● **EXERCISE DESCRIPTION**
Gather all lines in the entries below that include the word "povezave".
-- Start EXCERPTED DATA --
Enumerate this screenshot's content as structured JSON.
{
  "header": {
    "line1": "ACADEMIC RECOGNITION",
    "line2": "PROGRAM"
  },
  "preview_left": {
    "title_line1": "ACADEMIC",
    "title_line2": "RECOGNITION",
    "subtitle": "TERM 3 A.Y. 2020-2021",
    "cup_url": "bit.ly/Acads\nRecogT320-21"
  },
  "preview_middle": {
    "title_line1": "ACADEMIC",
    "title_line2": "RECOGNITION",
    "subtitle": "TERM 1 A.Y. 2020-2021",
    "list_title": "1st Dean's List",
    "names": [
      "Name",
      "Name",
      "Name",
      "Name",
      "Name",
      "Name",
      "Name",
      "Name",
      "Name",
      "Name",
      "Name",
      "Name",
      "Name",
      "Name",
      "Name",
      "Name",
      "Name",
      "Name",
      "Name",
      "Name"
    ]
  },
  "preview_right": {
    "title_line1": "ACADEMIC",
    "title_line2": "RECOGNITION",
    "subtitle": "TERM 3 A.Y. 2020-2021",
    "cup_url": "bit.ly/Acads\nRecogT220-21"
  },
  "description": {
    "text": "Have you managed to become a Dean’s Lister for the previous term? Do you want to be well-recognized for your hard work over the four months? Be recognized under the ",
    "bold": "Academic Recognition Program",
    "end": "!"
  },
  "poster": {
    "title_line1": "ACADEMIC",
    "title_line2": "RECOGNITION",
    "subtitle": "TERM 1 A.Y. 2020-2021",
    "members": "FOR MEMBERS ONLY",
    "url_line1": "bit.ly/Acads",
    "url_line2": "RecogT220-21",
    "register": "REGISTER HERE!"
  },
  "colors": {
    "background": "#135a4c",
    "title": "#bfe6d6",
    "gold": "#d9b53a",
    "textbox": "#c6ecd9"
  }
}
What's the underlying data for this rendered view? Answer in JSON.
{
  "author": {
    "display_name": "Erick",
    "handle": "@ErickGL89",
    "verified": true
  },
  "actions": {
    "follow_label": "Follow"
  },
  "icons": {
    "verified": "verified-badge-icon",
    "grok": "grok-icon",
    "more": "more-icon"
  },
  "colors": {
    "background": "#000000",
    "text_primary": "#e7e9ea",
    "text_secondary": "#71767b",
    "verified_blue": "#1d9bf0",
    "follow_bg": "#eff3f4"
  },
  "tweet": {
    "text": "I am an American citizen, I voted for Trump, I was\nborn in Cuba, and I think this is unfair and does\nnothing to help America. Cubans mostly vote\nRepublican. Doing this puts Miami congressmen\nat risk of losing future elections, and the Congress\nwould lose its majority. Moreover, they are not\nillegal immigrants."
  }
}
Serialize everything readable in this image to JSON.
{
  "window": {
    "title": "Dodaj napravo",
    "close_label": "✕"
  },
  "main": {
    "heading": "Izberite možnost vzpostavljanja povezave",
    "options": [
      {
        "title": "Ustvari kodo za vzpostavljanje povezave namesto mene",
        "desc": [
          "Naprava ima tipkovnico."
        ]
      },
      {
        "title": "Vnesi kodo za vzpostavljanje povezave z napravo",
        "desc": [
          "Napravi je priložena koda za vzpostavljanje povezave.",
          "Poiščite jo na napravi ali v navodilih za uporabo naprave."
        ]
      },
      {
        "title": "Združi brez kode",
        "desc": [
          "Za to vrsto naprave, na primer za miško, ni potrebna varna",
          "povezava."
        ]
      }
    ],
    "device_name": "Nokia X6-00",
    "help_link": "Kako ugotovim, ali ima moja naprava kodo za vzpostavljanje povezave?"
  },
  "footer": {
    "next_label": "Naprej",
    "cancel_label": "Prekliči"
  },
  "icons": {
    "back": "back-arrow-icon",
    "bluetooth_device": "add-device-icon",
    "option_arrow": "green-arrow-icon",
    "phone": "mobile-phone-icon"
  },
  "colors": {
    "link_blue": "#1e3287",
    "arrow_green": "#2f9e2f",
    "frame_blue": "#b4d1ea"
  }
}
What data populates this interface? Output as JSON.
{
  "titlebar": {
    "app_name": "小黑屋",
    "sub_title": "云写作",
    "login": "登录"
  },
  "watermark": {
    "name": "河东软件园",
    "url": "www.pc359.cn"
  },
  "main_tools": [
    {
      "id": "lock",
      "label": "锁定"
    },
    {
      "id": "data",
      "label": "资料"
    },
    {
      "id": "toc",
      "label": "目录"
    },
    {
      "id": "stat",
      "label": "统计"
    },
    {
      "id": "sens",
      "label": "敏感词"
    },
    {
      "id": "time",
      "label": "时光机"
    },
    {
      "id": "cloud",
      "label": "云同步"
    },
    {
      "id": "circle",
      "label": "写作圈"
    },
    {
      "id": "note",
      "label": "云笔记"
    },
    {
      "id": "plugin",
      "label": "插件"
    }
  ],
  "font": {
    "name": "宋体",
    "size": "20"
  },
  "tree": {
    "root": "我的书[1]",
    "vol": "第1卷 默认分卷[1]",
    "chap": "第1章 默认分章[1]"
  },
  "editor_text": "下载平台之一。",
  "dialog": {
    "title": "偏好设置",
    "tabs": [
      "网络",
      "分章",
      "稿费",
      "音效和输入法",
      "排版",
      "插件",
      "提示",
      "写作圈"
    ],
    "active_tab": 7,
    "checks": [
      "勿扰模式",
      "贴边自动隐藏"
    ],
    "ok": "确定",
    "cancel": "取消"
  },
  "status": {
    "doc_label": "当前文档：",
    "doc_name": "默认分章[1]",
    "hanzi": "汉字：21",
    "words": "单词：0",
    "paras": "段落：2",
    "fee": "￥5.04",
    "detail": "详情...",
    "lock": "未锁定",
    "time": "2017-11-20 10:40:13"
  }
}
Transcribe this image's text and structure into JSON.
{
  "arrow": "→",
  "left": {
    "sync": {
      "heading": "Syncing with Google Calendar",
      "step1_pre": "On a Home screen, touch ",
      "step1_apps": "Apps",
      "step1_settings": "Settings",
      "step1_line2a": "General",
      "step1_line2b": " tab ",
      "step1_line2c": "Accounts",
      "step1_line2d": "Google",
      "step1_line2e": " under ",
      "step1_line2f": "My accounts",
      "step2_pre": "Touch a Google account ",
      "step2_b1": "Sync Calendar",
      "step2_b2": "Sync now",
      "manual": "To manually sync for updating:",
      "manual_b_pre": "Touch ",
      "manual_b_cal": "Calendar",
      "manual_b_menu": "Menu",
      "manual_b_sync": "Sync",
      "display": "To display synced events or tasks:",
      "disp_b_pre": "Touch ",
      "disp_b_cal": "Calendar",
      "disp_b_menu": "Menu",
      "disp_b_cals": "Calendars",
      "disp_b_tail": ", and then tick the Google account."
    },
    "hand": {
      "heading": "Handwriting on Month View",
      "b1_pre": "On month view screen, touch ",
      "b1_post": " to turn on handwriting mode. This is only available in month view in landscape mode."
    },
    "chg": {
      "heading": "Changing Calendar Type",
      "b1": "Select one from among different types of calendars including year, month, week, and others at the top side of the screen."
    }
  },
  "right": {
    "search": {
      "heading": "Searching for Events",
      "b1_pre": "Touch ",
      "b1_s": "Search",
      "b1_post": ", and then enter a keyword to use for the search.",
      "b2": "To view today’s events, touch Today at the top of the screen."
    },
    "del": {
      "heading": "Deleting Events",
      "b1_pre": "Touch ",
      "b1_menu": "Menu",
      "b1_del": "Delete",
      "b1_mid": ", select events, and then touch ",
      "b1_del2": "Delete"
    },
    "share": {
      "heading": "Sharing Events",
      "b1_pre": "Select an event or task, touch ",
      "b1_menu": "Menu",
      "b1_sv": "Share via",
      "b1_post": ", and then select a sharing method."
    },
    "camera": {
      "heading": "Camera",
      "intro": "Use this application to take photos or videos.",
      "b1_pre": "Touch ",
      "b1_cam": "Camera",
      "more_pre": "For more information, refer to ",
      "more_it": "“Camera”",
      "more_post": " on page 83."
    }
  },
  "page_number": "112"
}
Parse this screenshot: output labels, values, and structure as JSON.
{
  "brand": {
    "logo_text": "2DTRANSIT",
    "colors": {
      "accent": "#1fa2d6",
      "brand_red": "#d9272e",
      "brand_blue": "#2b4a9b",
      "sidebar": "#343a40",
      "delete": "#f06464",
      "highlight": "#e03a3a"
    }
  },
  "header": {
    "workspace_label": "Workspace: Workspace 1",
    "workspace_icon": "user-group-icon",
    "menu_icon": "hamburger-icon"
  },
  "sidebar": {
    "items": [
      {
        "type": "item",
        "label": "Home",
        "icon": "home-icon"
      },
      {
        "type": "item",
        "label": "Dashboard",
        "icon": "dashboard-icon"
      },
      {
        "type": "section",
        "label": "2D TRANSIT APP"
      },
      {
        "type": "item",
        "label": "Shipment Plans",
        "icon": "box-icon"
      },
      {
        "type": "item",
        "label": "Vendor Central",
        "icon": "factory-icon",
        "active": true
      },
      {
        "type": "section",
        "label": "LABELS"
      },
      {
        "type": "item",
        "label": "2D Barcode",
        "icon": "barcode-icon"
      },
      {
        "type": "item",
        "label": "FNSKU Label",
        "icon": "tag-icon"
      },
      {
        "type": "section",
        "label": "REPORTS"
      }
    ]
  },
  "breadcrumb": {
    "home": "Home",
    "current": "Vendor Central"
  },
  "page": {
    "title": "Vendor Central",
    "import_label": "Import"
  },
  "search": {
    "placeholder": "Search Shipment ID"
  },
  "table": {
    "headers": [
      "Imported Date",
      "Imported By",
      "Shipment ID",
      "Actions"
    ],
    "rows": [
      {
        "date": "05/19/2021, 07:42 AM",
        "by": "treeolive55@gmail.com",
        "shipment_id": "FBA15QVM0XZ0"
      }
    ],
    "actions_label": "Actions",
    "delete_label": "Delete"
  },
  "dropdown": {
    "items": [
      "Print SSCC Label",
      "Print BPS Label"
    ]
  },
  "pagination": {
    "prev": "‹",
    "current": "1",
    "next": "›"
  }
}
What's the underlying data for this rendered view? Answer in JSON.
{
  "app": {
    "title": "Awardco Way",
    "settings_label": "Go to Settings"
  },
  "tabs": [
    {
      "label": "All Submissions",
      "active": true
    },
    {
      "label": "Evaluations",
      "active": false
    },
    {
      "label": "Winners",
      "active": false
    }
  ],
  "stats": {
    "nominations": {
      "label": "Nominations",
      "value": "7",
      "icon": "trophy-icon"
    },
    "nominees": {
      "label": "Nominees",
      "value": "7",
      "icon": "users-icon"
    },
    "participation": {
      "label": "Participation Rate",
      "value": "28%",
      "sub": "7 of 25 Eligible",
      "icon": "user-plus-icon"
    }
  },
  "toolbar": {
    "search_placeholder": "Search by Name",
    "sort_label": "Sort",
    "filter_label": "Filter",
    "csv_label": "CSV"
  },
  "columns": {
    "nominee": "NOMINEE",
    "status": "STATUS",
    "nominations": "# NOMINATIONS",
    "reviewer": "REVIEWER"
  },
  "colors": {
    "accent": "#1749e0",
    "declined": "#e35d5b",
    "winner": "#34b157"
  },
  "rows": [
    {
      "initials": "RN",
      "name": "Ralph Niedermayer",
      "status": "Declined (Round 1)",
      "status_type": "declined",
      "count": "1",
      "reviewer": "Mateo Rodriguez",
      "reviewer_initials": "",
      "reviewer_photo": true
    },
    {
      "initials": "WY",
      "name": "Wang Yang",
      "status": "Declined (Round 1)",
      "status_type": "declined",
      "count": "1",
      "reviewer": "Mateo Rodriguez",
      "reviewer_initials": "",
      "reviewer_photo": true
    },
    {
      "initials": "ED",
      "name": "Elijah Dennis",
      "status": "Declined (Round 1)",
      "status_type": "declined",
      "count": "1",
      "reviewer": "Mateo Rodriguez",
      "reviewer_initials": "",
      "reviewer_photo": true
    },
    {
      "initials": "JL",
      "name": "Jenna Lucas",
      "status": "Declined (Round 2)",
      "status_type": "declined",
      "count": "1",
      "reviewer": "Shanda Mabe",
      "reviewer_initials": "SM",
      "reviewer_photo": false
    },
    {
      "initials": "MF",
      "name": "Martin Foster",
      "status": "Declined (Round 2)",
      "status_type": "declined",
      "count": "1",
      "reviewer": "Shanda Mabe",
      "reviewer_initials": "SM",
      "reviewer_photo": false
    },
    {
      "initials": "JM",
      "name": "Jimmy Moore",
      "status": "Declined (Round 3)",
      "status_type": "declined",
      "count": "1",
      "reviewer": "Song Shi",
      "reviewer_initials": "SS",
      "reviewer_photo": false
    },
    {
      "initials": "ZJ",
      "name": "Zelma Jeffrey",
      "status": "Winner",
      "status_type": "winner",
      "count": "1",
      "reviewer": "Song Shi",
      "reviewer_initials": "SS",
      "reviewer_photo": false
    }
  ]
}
-- End EXCERPTED DATA --
● **RESPONSE TO THIS TASK**
    "heading": "Izberite možnost vzpostavljanja povezave",
        "title": "Ustvari kodo za vzpostavljanje povezave namesto mene",
        "title": "Vnesi kodo za vzpostavljanje povezave z napravo",
          "Napravi je priložena koda za vzpostavljanje povezave.",
    "help_link": "Kako ugotovim, ali ima moja naprava kodo za vzpostavljanje povezave?"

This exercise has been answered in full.